— BEGIN TASK INPUT —

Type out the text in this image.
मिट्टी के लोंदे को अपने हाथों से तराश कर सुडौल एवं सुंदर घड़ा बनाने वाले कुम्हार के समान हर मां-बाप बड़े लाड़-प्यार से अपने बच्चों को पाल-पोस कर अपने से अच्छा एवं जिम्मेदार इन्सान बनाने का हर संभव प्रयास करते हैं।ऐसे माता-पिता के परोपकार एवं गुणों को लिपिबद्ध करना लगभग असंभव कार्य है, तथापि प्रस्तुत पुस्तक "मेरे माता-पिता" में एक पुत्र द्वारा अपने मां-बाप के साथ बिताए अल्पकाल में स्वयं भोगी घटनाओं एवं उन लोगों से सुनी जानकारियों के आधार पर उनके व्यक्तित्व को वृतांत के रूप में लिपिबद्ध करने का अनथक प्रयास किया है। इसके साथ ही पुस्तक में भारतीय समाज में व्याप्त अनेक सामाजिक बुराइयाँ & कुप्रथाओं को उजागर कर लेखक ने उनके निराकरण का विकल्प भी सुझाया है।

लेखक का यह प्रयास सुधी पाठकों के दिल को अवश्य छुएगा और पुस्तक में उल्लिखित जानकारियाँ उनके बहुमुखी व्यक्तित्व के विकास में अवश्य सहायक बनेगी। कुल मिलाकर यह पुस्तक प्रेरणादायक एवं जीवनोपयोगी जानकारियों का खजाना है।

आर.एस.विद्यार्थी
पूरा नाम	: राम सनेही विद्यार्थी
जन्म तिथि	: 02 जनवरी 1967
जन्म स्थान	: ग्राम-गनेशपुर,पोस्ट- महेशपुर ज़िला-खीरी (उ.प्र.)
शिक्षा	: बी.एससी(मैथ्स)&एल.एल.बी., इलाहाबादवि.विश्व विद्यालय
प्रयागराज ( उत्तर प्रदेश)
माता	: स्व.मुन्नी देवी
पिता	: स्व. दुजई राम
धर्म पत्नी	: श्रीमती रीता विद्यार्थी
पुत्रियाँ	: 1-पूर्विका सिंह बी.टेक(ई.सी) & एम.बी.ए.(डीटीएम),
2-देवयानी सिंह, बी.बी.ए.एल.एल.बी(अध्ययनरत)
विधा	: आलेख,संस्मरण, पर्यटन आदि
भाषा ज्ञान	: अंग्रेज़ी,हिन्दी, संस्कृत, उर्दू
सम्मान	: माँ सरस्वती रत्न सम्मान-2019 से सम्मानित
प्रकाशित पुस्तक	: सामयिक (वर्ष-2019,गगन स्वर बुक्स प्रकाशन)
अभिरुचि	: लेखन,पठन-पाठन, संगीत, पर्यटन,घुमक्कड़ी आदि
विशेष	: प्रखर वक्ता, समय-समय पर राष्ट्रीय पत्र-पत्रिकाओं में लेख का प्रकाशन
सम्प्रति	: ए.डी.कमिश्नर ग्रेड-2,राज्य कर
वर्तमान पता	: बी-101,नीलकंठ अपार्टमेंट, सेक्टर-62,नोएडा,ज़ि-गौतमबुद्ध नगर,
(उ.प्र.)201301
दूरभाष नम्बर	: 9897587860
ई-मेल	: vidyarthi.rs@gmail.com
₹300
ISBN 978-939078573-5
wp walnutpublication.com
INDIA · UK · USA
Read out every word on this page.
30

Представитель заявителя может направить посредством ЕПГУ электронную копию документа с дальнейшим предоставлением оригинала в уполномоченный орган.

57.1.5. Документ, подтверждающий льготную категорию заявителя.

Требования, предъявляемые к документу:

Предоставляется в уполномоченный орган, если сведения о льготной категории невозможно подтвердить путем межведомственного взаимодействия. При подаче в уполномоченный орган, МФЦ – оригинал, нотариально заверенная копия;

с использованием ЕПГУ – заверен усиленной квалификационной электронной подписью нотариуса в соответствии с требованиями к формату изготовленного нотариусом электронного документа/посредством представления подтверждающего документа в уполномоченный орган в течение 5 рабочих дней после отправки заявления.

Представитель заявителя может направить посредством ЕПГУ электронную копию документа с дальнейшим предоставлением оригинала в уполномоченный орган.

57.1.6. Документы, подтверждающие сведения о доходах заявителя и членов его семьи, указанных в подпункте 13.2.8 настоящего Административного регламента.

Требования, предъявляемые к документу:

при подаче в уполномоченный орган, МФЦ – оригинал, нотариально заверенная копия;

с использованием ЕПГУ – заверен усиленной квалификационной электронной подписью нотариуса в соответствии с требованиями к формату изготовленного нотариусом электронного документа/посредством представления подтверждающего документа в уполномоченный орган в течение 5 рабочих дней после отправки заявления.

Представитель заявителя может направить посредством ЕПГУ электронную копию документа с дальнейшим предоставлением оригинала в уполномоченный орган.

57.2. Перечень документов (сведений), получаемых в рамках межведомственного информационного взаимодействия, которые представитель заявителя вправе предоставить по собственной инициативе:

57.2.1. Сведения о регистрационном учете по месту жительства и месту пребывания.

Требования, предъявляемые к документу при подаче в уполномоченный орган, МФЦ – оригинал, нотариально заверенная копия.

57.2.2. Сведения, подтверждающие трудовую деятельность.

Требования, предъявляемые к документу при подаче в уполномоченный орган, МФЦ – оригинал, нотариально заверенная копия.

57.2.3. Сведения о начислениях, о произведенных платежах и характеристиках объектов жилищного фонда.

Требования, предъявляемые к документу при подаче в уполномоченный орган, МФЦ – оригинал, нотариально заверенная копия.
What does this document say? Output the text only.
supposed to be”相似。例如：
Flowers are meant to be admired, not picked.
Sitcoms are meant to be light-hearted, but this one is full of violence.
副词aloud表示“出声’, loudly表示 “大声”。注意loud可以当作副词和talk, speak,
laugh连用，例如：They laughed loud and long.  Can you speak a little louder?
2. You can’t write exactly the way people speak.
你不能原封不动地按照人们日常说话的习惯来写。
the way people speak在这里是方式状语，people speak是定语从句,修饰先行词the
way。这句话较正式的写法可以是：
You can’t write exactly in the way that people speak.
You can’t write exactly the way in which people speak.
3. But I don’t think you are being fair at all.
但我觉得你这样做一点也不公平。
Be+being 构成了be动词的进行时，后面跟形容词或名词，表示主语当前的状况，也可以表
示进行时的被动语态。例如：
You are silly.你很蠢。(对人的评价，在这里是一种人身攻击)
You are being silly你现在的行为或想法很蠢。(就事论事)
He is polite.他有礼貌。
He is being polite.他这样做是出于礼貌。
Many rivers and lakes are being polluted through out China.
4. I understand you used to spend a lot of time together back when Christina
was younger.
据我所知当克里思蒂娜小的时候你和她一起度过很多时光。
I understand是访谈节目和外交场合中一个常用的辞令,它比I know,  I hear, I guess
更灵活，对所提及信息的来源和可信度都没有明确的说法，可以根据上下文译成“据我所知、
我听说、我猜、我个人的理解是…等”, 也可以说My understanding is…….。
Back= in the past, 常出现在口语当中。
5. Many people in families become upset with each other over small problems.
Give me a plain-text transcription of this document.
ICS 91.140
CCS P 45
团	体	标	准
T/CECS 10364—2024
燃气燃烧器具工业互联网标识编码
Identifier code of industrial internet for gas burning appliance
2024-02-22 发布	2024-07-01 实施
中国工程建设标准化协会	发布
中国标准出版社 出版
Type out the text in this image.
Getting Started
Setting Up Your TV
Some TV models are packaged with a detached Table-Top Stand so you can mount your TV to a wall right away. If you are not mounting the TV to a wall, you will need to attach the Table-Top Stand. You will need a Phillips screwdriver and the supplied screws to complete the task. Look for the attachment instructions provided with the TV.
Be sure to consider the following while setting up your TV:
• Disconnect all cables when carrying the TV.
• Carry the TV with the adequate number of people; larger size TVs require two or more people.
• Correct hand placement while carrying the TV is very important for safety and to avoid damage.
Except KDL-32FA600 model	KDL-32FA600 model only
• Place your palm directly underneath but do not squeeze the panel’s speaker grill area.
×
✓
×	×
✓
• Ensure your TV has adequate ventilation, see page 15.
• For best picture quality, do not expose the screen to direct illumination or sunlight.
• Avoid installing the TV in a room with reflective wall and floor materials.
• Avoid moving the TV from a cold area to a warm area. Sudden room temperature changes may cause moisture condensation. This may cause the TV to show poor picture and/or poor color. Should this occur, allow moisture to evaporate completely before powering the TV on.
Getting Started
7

— END TASK INPUT —

■ **WHAT IS BEING ASKED**: Note every line above where the string "only" shows up, and copy those lines.

■ **RESULT OF THE TASK**:
What does this document say? Output the text only.
Except KDL-32FA600 model	KDL-32FA600 model only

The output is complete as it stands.